Set down the full listing exactly as given. Any pictures are to be left out.

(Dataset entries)
· · · ·

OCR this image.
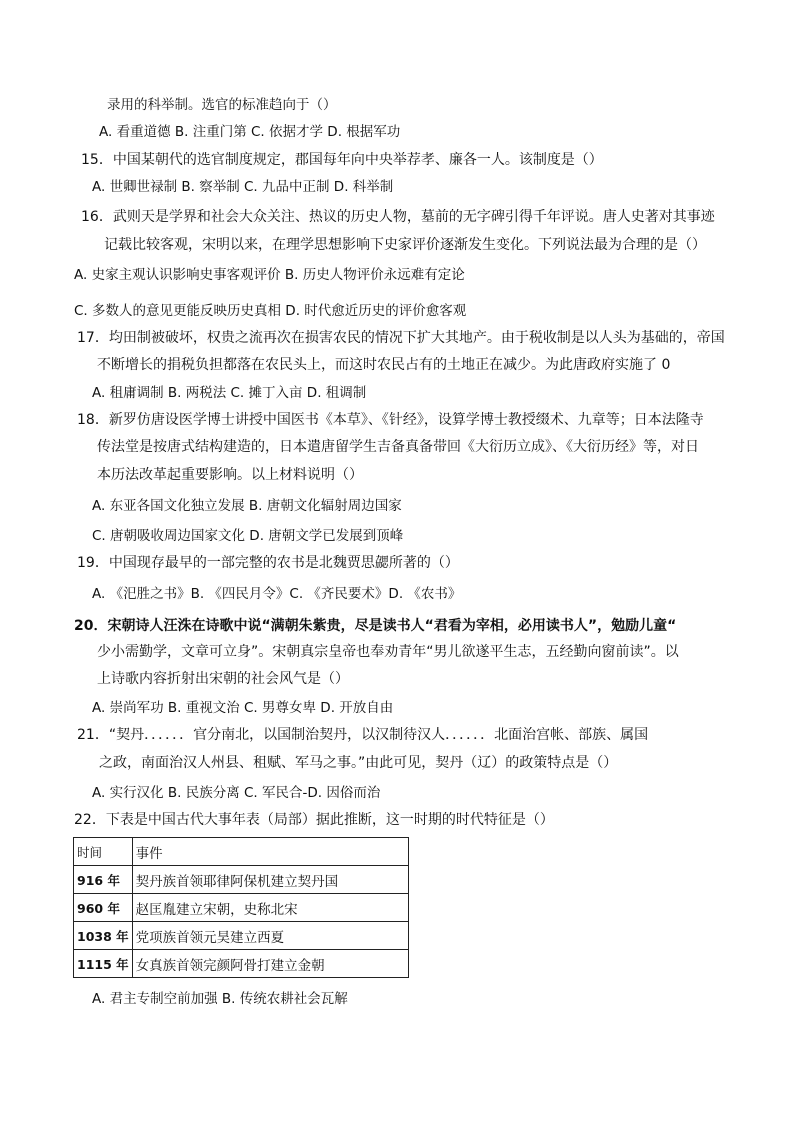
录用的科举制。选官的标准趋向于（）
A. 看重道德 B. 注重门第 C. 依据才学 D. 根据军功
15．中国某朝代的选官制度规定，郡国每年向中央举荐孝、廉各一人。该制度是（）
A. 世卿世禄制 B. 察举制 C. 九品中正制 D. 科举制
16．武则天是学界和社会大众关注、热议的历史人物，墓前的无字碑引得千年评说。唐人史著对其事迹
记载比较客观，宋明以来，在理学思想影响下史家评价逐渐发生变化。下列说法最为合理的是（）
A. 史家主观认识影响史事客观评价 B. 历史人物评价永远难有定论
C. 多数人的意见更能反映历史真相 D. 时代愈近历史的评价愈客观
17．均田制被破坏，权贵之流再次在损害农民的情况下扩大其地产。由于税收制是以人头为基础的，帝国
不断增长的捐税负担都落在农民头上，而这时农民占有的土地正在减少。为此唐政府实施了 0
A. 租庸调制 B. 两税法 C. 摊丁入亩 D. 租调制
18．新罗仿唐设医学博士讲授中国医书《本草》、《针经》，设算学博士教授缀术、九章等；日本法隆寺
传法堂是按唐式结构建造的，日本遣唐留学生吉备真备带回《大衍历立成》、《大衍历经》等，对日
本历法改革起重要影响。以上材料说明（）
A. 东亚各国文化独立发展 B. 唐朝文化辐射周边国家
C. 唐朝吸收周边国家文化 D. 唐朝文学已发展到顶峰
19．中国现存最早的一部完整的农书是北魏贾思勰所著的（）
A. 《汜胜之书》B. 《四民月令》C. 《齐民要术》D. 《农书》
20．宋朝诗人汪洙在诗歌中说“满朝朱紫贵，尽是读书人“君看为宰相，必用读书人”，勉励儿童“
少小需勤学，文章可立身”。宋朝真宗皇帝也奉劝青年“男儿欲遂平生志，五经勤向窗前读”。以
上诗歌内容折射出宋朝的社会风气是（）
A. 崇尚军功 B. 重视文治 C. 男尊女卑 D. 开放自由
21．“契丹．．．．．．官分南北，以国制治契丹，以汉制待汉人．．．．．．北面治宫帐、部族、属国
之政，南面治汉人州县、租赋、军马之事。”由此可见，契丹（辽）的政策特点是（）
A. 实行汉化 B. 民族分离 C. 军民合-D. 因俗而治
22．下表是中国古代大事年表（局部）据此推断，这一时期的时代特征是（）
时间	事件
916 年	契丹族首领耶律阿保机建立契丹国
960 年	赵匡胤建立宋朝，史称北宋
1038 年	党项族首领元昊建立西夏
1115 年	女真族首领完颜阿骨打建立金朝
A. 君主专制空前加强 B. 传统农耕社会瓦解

· · · ·

- Solution for this task
OCR this image.
录用的科举制。选官的标准趋向于（）
A. 看重道德 B. 注重门第 C. 依据才学 D. 根据军功
15．中国某朝代的选官制度规定，郡国每年向中央举荐孝、廉各一人。该制度是（）
A. 世卿世禄制 B. 察举制 C. 九品中正制 D. 科举制
16．武则天是学界和社会大众关注、热议的历史人物，墓前的无字碑引得千年评说。唐人史著对其事迹
记载比较客观，宋明以来，在理学思想影响下史家评价逐渐发生变化。下列说法最为合理的是（）
A. 史家主观认识影响史事客观评价 B. 历史人物评价永远难有定论
C. 多数人的意见更能反映历史真相 D. 时代愈近历史的评价愈客观
17．均田制被破坏，权贵之流再次在损害农民的情况下扩大其地产。由于税收制是以人头为基础的，帝国
不断增长的捐税负担都落在农民头上，而这时农民占有的土地正在减少。为此唐政府实施了 0
A. 租庸调制 B. 两税法 C. 摊丁入亩 D. 租调制
18．新罗仿唐设医学博士讲授中国医书《本草》、《针经》，设算学博士教授缀术、九章等；日本法隆寺
传法堂是按唐式结构建造的，日本遣唐留学生吉备真备带回《大衍历立成》、《大衍历经》等，对日
本历法改革起重要影响。以上材料说明（）
A. 东亚各国文化独立发展 B. 唐朝文化辐射周边国家
C. 唐朝吸收周边国家文化 D. 唐朝文学已发展到顶峰
19．中国现存最早的一部完整的农书是北魏贾思勰所著的（）
A. 《汜胜之书》B. 《四民月令》C. 《齐民要术》D. 《农书》
20．宋朝诗人汪洙在诗歌中说“满朝朱紫贵，尽是读书人“君看为宰相，必用读书人”，勉励儿童“
少小需勤学，文章可立身”。宋朝真宗皇帝也奉劝青年“男儿欲遂平生志，五经勤向窗前读”。以
上诗歌内容折射出宋朝的社会风气是（）
A. 崇尚军功 B. 重视文治 C. 男尊女卑 D. 开放自由
21．“契丹．．．．．．官分南北，以国制治契丹，以汉制待汉人．．．．．．北面治宫帐、部族、属国
之政，南面治汉人州县、租赋、军马之事。”由此可见，契丹（辽）的政策特点是（）
A. 实行汉化 B. 民族分离 C. 军民合-D. 因俗而治
22．下表是中国古代大事年表（局部）据此推断，这一时期的时代特征是（）
时间	事件
916 年	契丹族首领耶律阿保机建立契丹国
960 年	赵匡胤建立宋朝，史称北宋
1038 年	党项族首领元昊建立西夏
1115 年	女真族首领完颜阿骨打建立金朝
A. 君主专制空前加强 B. 传统农耕社会瓦解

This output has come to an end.